**TASK TO COMPLETE**
Repeat the listing word for word. No pictures belong in the copy.

**SUPPLIED ENTRIES**
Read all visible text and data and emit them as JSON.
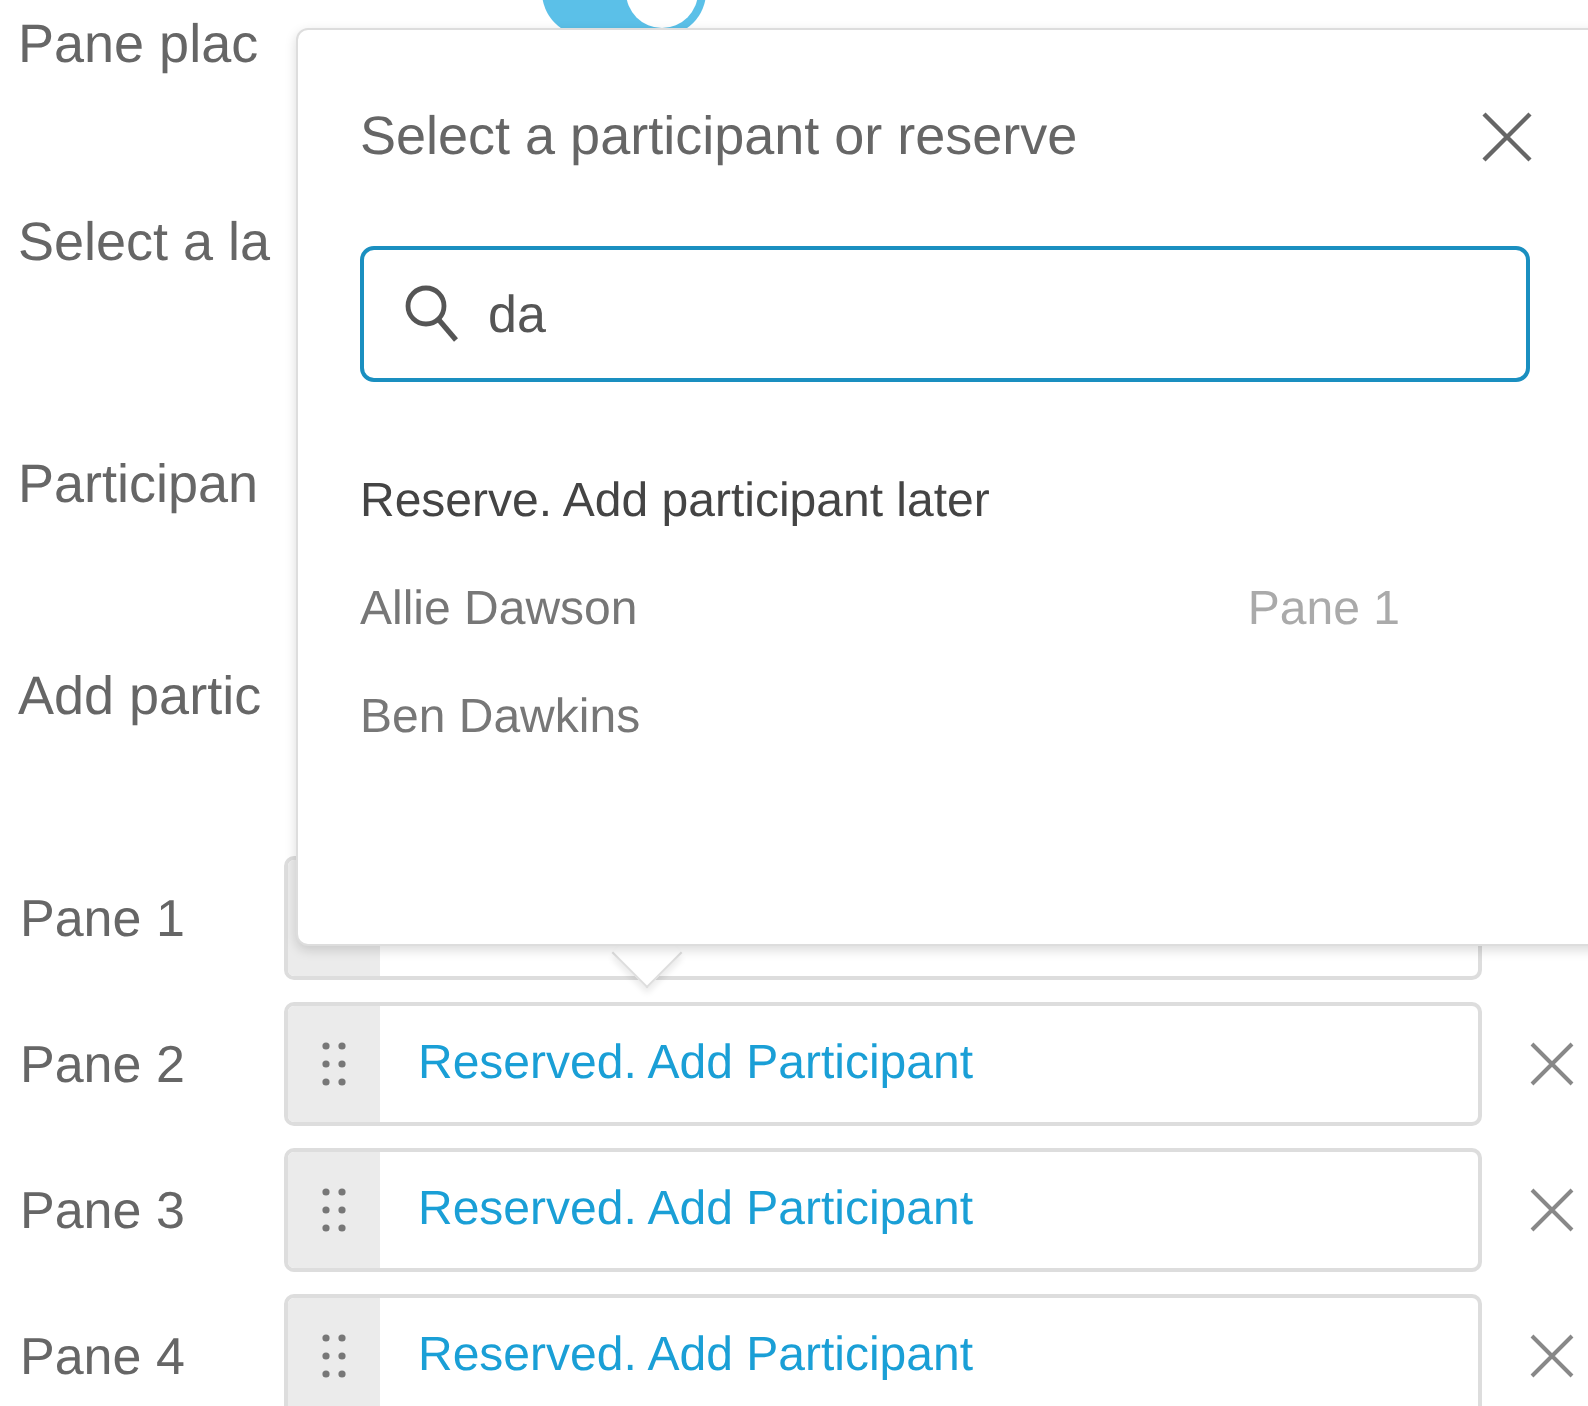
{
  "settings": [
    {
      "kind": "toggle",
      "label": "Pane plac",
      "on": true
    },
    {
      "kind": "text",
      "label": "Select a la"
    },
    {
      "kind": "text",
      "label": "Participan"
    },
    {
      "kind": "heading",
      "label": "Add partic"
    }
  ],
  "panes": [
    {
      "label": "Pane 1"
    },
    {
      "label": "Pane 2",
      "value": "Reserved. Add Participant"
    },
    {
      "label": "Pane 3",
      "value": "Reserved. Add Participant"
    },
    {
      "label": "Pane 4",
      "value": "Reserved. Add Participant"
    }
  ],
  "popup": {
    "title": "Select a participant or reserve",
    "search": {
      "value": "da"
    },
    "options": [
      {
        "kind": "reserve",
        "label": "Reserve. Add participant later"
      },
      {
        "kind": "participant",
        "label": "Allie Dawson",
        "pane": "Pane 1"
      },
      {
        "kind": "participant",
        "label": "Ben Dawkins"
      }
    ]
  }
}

**THE SOLUTION**
Read all visible text and data and emit them as JSON.
{
  "settings": [
    {
      "kind": "toggle",
      "label": "Pane plac",
      "on": true
    },
    {
      "kind": "text",
      "label": "Select a la"
    },
    {
      "kind": "text",
      "label": "Participan"
    },
    {
      "kind": "heading",
      "label": "Add partic"
    }
  ],
  "panes": [
    {
      "label": "Pane 1"
    },
    {
      "label": "Pane 2",
      "value": "Reserved. Add Participant"
    },
    {
      "label": "Pane 3",
      "value": "Reserved. Add Participant"
    },
    {
      "label": "Pane 4",
      "value": "Reserved. Add Participant"
    }
  ],
  "popup": {
    "title": "Select a participant or reserve",
    "search": {
      "value": "da"
    },
    "options": [
      {
        "kind": "reserve",
        "label": "Reserve. Add participant later"
      },
      {
        "kind": "participant",
        "label": "Allie Dawson",
        "pane": "Pane 1"
      },
      {
        "kind": "participant",
        "label": "Ben Dawkins"
      }
    ]
  }
}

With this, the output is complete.